● WRITTEN PROBLEM
Make an exact copy of the lines below.

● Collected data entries
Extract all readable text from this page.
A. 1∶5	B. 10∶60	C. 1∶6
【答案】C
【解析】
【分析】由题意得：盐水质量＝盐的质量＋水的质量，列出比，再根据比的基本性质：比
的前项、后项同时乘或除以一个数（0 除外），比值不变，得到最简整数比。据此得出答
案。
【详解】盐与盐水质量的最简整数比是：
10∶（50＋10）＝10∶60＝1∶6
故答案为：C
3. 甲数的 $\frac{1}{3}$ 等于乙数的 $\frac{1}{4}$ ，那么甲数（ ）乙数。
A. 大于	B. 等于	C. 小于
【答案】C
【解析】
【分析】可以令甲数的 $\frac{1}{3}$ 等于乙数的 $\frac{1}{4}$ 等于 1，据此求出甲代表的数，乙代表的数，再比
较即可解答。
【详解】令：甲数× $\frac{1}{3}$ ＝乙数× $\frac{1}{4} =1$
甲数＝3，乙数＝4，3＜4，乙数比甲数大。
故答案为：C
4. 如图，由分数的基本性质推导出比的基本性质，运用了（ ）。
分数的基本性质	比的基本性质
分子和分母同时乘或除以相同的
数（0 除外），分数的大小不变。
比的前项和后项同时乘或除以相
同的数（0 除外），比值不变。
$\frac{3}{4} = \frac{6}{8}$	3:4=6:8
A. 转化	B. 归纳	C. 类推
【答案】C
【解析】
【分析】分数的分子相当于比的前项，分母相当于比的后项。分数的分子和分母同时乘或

● COMPLETE OUTPUT
Extract all readable text from this page.
A. 1∶5	B. 10∶60	C. 1∶6
【答案】C
【解析】
【分析】由题意得：盐水质量＝盐的质量＋水的质量，列出比，再根据比的基本性质：比
的前项、后项同时乘或除以一个数（0 除外），比值不变，得到最简整数比。据此得出答
案。
【详解】盐与盐水质量的最简整数比是：
10∶（50＋10）＝10∶60＝1∶6
故答案为：C
3. 甲数的 $\frac{1}{3}$ 等于乙数的 $\frac{1}{4}$ ，那么甲数（ ）乙数。
A. 大于	B. 等于	C. 小于
【答案】C
【解析】
【分析】可以令甲数的 $\frac{1}{3}$ 等于乙数的 $\frac{1}{4}$ 等于 1，据此求出甲代表的数，乙代表的数，再比
较即可解答。
【详解】令：甲数× $\frac{1}{3}$ ＝乙数× $\frac{1}{4} =1$
甲数＝3，乙数＝4，3＜4，乙数比甲数大。
故答案为：C
4. 如图，由分数的基本性质推导出比的基本性质，运用了（ ）。
分数的基本性质	比的基本性质
分子和分母同时乘或除以相同的
数（0 除外），分数的大小不变。
比的前项和后项同时乘或除以相
同的数（0 除外），比值不变。
$\frac{3}{4} = \frac{6}{8}$	3:4=6:8
A. 转化	B. 归纳	C. 类推
【答案】C
【解析】
【分析】分数的分子相当于比的前项，分母相当于比的后项。分数的分子和分母同时乘或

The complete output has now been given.